**Aim**
How many lines of the entries below include the word "flows"? Answer with the number alone.

**Source records**
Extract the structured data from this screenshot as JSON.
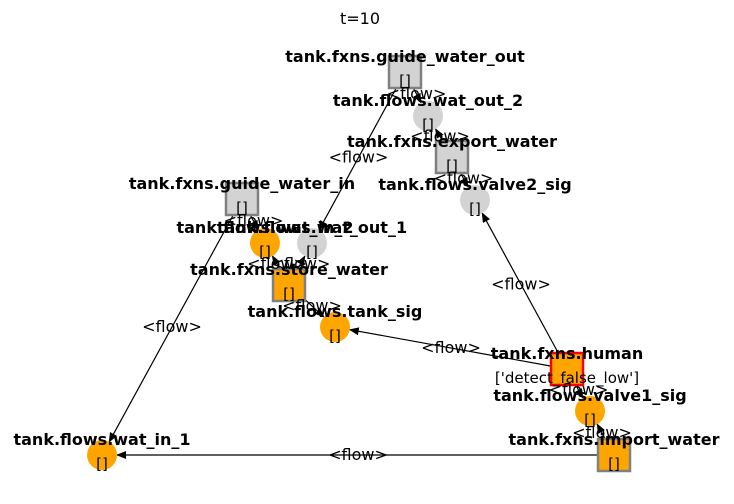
{
  "title": "t=10",
  "colors": {
    "active": "#ffa500",
    "inactive": "#d3d3d3",
    "function_border": "#808080",
    "faulty_border": "#ff0000",
    "edge": "#000000"
  },
  "nodes": {
    "guide_water_out": {
      "label": "tank.fxns.guide_water_out",
      "state": "[]",
      "shape": "square",
      "status": "inactive"
    },
    "wat_out_2": {
      "label": "tank.flows.wat_out_2",
      "state": "[]",
      "shape": "circle",
      "status": "inactive"
    },
    "export_water": {
      "label": "tank.fxns.export_water",
      "state": "[]",
      "shape": "square",
      "status": "inactive"
    },
    "valve2_sig": {
      "label": "tank.flows.valve2_sig",
      "state": "[]",
      "shape": "circle",
      "status": "inactive"
    },
    "guide_water_in": {
      "label": "tank.fxns.guide_water_in",
      "state": "[]",
      "shape": "square",
      "status": "inactive"
    },
    "wat_in_2": {
      "label": "tank.flows.wat_in_2",
      "state": "[]",
      "shape": "circle",
      "status": "active"
    },
    "wat_out_1": {
      "label": "tank.flows.wat_out_1",
      "state": "[]",
      "shape": "circle",
      "status": "inactive"
    },
    "store_water": {
      "label": "tank.fxns.store_water",
      "state": "[]",
      "shape": "square",
      "status": "active"
    },
    "tank_sig": {
      "label": "tank.flows.tank_sig",
      "state": "[]",
      "shape": "circle",
      "status": "active"
    },
    "human": {
      "label": "tank.fxns.human",
      "state": "['detect_false_low']",
      "shape": "square",
      "status": "faulty"
    },
    "valve1_sig": {
      "label": "tank.flows.valve1_sig",
      "state": "[]",
      "shape": "circle",
      "status": "active"
    },
    "wat_in_1": {
      "label": "tank.flows.wat_in_1",
      "state": "[]",
      "shape": "circle",
      "status": "active"
    },
    "import_water": {
      "label": "tank.fxns.import_water",
      "state": "[]",
      "shape": "square",
      "status": "active"
    }
  },
  "edges": [
    {
      "id": "e1",
      "from": "guide_water_out",
      "to": "wat_out_2",
      "label": "<flow>"
    },
    {
      "id": "e2",
      "from": "export_water",
      "to": "wat_out_2",
      "label": "<flow>"
    },
    {
      "id": "e3",
      "from": "export_water",
      "to": "valve2_sig",
      "label": "<flow>"
    },
    {
      "id": "e4",
      "from": "guide_water_out",
      "to": "wat_out_1",
      "label": "<flow>"
    },
    {
      "id": "e5",
      "from": "guide_water_in",
      "to": "wat_in_2",
      "label": "<flow>"
    },
    {
      "id": "e6",
      "from": "guide_water_in",
      "to": "wat_in_1",
      "label": "<flow>"
    },
    {
      "id": "e7",
      "from": "store_water",
      "to": "wat_in_2",
      "label": "<flow>"
    },
    {
      "id": "e8",
      "from": "store_water",
      "to": "wat_out_1",
      "label": "<flow>"
    },
    {
      "id": "e9",
      "from": "store_water",
      "to": "tank_sig",
      "label": "<flow>"
    },
    {
      "id": "e10",
      "from": "human",
      "to": "tank_sig",
      "label": "<flow>"
    },
    {
      "id": "e11",
      "from": "human",
      "to": "valve2_sig",
      "label": "<flow>"
    },
    {
      "id": "e12",
      "from": "human",
      "to": "valve1_sig",
      "label": "<flow>"
    },
    {
      "id": "e13",
      "from": "import_water",
      "to": "valve1_sig",
      "label": "<flow>"
    },
    {
      "id": "e14",
      "from": "import_water",
      "to": "wat_in_1",
      "label": "<flow>"
    }
  ]
}
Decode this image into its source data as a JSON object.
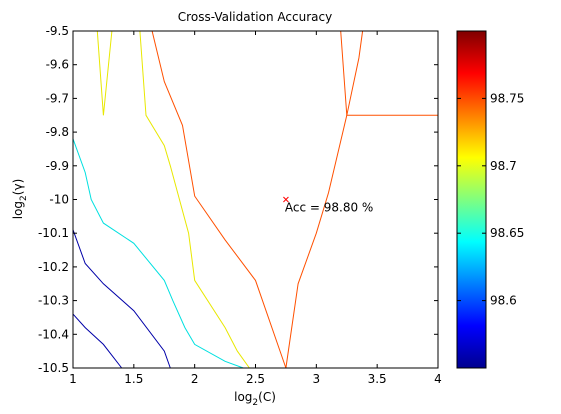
{
  "chart_data": [
    {
      "type": "contour",
      "title": "Cross-Validation Accuracy",
      "xlabel": {
        "base": "log",
        "sub": "2",
        "arg": "(C)"
      },
      "ylabel": {
        "base": "log",
        "sub": "2",
        "arg": "(γ)"
      },
      "xlim": [
        1,
        4
      ],
      "ylim": [
        -10.5,
        -9.5
      ],
      "xticks": [
        1,
        1.5,
        2,
        2.5,
        3,
        3.5,
        4
      ],
      "xtick_labels": [
        "1",
        "1.5",
        "2",
        "2.5",
        "3",
        "3.5",
        "4"
      ],
      "yticks": [
        -9.5,
        -9.6,
        -9.7,
        -9.8,
        -9.9,
        -10,
        -10.1,
        -10.2,
        -10.3,
        -10.4,
        -10.5
      ],
      "ytick_labels": [
        "-9.5",
        "-9.6",
        "-9.7",
        "-9.8",
        "-9.9",
        "-10",
        "-10.1",
        "-10.2",
        "-10.3",
        "-10.4",
        "-10.5"
      ],
      "grid": false,
      "contours": [
        {
          "color": "#0000a8",
          "segments": [
            [
              [
                1,
                -10.09
              ],
              [
                1.1,
                -10.19
              ],
              [
                1.25,
                -10.25
              ],
              [
                1.5,
                -10.33
              ],
              [
                1.75,
                -10.45
              ],
              [
                1.8,
                -10.5
              ]
            ],
            [
              [
                1,
                -10.34
              ],
              [
                1.1,
                -10.38
              ],
              [
                1.25,
                -10.43
              ],
              [
                1.4,
                -10.5
              ]
            ]
          ]
        },
        {
          "color": "#00e0e0",
          "segments": [
            [
              [
                1,
                -9.82
              ],
              [
                1.1,
                -9.92
              ],
              [
                1.15,
                -10.0
              ],
              [
                1.25,
                -10.07
              ],
              [
                1.5,
                -10.13
              ],
              [
                1.75,
                -10.24
              ],
              [
                1.82,
                -10.3
              ],
              [
                1.92,
                -10.38
              ],
              [
                2.0,
                -10.43
              ],
              [
                2.25,
                -10.48
              ],
              [
                2.4,
                -10.5
              ]
            ]
          ]
        },
        {
          "color": "#e8e800",
          "segments": [
            [
              [
                1.2,
                -9.5
              ],
              [
                1.25,
                -9.75
              ],
              [
                1.32,
                -9.5
              ]
            ],
            [
              [
                1.55,
                -9.5
              ],
              [
                1.6,
                -9.75
              ],
              [
                1.75,
                -9.84
              ],
              [
                1.8,
                -9.9
              ],
              [
                1.95,
                -10.1
              ],
              [
                2.0,
                -10.24
              ],
              [
                2.25,
                -10.38
              ],
              [
                2.35,
                -10.45
              ],
              [
                2.45,
                -10.5
              ]
            ]
          ]
        },
        {
          "color": "#ff5000",
          "segments": [
            [
              [
                1.65,
                -9.5
              ],
              [
                1.75,
                -9.65
              ],
              [
                1.9,
                -9.78
              ],
              [
                2.0,
                -9.99
              ],
              [
                2.25,
                -10.12
              ],
              [
                2.5,
                -10.24
              ],
              [
                2.75,
                -10.5
              ],
              [
                2.85,
                -10.25
              ],
              [
                3.0,
                -10.1
              ],
              [
                3.1,
                -9.98
              ],
              [
                3.25,
                -9.75
              ],
              [
                3.35,
                -9.58
              ],
              [
                3.38,
                -9.5
              ]
            ],
            [
              [
                3.2,
                -9.5
              ],
              [
                3.25,
                -9.75
              ],
              [
                4,
                -9.75
              ]
            ]
          ]
        }
      ],
      "marker": {
        "x": 2.75,
        "y": -10.0,
        "symbol": "x",
        "color": "#ff0000"
      },
      "annotation": "Acc = 98.80 %",
      "colorbar": {
        "colormap": "jet",
        "range": [
          98.55,
          98.8
        ],
        "ticks": [
          98.6,
          98.65,
          98.7,
          98.75
        ],
        "tick_labels": [
          "98.6",
          "98.65",
          "98.7",
          "98.75"
        ]
      }
    }
  ]
}
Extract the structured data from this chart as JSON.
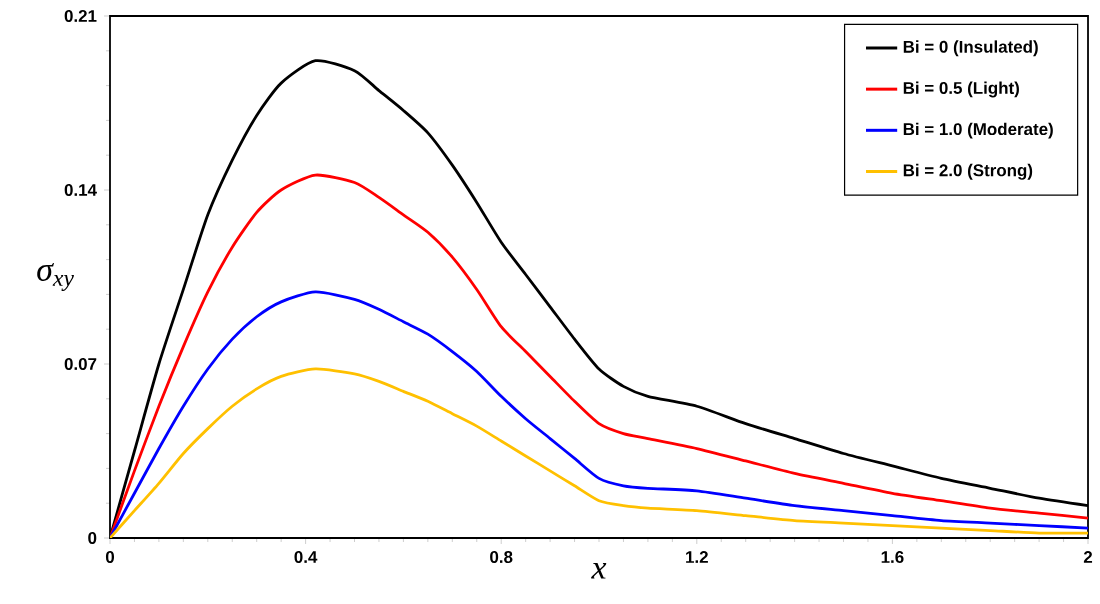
{
  "chart_data": {
    "type": "line",
    "xlabel": "x",
    "ylabel": "σ$_{xy}$",
    "x": [
      0,
      0.05,
      0.1,
      0.15,
      0.2,
      0.25,
      0.3,
      0.35,
      0.42,
      0.5,
      0.55,
      0.6,
      0.65,
      0.7,
      0.75,
      0.8,
      0.85,
      0.9,
      0.95,
      1.0,
      1.05,
      1.1,
      1.2,
      1.3,
      1.4,
      1.5,
      1.6,
      1.7,
      1.8,
      1.9,
      2.0
    ],
    "series": [
      {
        "name": "Bi = 0 (Insulated)",
        "color": "#000000",
        "values": [
          0,
          0.035,
          0.07,
          0.1,
          0.13,
          0.152,
          0.17,
          0.183,
          0.192,
          0.188,
          0.18,
          0.172,
          0.163,
          0.15,
          0.135,
          0.119,
          0.106,
          0.093,
          0.08,
          0.068,
          0.061,
          0.057,
          0.053,
          0.046,
          0.04,
          0.034,
          0.029,
          0.024,
          0.02,
          0.016,
          0.013
        ]
      },
      {
        "name": "Bi = 0.5 (Light)",
        "color": "#ff0000",
        "values": [
          0,
          0.027,
          0.053,
          0.077,
          0.099,
          0.117,
          0.131,
          0.14,
          0.146,
          0.143,
          0.137,
          0.13,
          0.123,
          0.113,
          0.1,
          0.085,
          0.075,
          0.065,
          0.055,
          0.046,
          0.042,
          0.04,
          0.036,
          0.031,
          0.026,
          0.022,
          0.018,
          0.015,
          0.012,
          0.01,
          0.008
        ]
      },
      {
        "name": "Bi = 1.0 (Moderate)",
        "color": "#0000ff",
        "values": [
          0,
          0.018,
          0.036,
          0.053,
          0.068,
          0.08,
          0.089,
          0.095,
          0.099,
          0.096,
          0.092,
          0.087,
          0.082,
          0.075,
          0.067,
          0.057,
          0.048,
          0.04,
          0.032,
          0.024,
          0.021,
          0.02,
          0.019,
          0.016,
          0.013,
          0.011,
          0.009,
          0.007,
          0.006,
          0.005,
          0.004
        ]
      },
      {
        "name": "Bi = 2.0 (Strong)",
        "color": "#ffc000",
        "values": [
          0,
          0.011,
          0.022,
          0.034,
          0.044,
          0.053,
          0.06,
          0.065,
          0.068,
          0.066,
          0.063,
          0.059,
          0.055,
          0.05,
          0.045,
          0.039,
          0.033,
          0.027,
          0.021,
          0.015,
          0.013,
          0.012,
          0.011,
          0.009,
          0.007,
          0.006,
          0.005,
          0.004,
          0.003,
          0.002,
          0.002
        ]
      }
    ],
    "xlim": [
      0,
      2
    ],
    "xticks": [
      0,
      0.4,
      0.8,
      1.2,
      1.6,
      2
    ],
    "ylim": [
      0,
      0.21
    ],
    "yticks": [
      0,
      0.07,
      0.14,
      0.21
    ],
    "legend": "top right",
    "grid": false,
    "line_style": "solid",
    "marker": "none"
  }
}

**Final result**
7